What to do:
Please copy every record exactly as it is written.
#### Listed entries
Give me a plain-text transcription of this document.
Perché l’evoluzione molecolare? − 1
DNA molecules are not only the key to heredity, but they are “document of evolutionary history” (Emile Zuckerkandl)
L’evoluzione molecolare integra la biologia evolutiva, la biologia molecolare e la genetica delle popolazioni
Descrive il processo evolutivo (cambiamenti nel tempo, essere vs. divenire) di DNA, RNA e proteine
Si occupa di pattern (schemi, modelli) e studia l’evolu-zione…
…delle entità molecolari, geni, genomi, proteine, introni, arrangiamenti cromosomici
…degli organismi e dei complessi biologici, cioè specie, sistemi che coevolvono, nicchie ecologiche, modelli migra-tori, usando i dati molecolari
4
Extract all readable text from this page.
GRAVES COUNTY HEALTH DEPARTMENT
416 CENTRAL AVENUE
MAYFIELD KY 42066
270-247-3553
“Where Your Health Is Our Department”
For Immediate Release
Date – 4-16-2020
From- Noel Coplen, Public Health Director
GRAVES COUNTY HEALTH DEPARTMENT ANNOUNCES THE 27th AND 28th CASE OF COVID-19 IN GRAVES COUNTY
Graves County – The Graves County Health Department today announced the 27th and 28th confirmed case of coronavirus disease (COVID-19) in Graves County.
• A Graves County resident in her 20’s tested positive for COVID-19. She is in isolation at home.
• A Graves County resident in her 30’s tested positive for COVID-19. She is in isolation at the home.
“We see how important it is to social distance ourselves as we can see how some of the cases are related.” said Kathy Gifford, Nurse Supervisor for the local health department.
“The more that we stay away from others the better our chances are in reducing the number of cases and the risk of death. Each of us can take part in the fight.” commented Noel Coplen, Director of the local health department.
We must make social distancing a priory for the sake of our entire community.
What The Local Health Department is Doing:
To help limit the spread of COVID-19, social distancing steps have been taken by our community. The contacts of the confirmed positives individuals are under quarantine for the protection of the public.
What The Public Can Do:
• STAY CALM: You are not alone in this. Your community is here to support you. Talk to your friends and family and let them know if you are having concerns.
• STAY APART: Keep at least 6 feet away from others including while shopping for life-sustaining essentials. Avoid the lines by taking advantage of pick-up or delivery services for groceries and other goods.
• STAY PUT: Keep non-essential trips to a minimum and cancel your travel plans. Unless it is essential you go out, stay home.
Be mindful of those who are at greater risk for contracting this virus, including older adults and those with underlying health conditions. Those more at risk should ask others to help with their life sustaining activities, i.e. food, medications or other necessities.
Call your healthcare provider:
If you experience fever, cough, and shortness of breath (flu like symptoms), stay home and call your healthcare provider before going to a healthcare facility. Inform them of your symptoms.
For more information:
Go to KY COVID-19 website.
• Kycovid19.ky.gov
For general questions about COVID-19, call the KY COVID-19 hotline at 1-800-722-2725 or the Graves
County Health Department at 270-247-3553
########
Result of this task:
Give me a plain-text transcription of this document.
Perché l’evoluzione molecolare? − 1
DNA molecules are not only the key to heredity, but they are “document of evolutionary history” (Emile Zuckerkandl)
L’evoluzione molecolare integra la biologia evolutiva, la biologia molecolare e la genetica delle popolazioni
Descrive il processo evolutivo (cambiamenti nel tempo, essere vs. divenire) di DNA, RNA e proteine
Si occupa di pattern (schemi, modelli) e studia l’evolu-zione…
…delle entità molecolari, geni, genomi, proteine, introni, arrangiamenti cromosomici
…degli organismi e dei complessi biologici, cioè specie, sistemi che coevolvono, nicchie ecologiche, modelli migra-tori, usando i dati molecolari
4
Extract all readable text from this page.
GRAVES COUNTY HEALTH DEPARTMENT
416 CENTRAL AVENUE
MAYFIELD KY 42066
270-247-3553
“Where Your Health Is Our Department”
For Immediate Release
Date – 4-16-2020
From- Noel Coplen, Public Health Director
GRAVES COUNTY HEALTH DEPARTMENT ANNOUNCES THE 27th AND 28th CASE OF COVID-19 IN GRAVES COUNTY
Graves County – The Graves County Health Department today announced the 27th and 28th confirmed case of coronavirus disease (COVID-19) in Graves County.
• A Graves County resident in her 20’s tested positive for COVID-19. She is in isolation at home.
• A Graves County resident in her 30’s tested positive for COVID-19. She is in isolation at the home.
“We see how important it is to social distance ourselves as we can see how some of the cases are related.” said Kathy Gifford, Nurse Supervisor for the local health department.
“The more that we stay away from others the better our chances are in reducing the number of cases and the risk of death. Each of us can take part in the fight.” commented Noel Coplen, Director of the local health department.
We must make social distancing a priory for the sake of our entire community.
What The Local Health Department is Doing:
To help limit the spread of COVID-19, social distancing steps have been taken by our community. The contacts of the confirmed positives individuals are under quarantine for the protection of the public.
What The Public Can Do:
• STAY CALM: You are not alone in this. Your community is here to support you. Talk to your friends and family and let them know if you are having concerns.
• STAY APART: Keep at least 6 feet away from others including while shopping for life-sustaining essentials. Avoid the lines by taking advantage of pick-up or delivery services for groceries and other goods.
• STAY PUT: Keep non-essential trips to a minimum and cancel your travel plans. Unless it is essential you go out, stay home.
Be mindful of those who are at greater risk for contracting this virus, including older adults and those with underlying health conditions. Those more at risk should ask others to help with their life sustaining activities, i.e. food, medications or other necessities.
Call your healthcare provider:
If you experience fever, cough, and shortness of breath (flu like symptoms), stay home and call your healthcare provider before going to a healthcare facility. Inform them of your symptoms.
For more information:
Go to KY COVID-19 website.
• Kycovid19.ky.gov
For general questions about COVID-19, call the KY COVID-19 hotline at 1-800-722-2725 or the Graves
County Health Department at 270-247-3553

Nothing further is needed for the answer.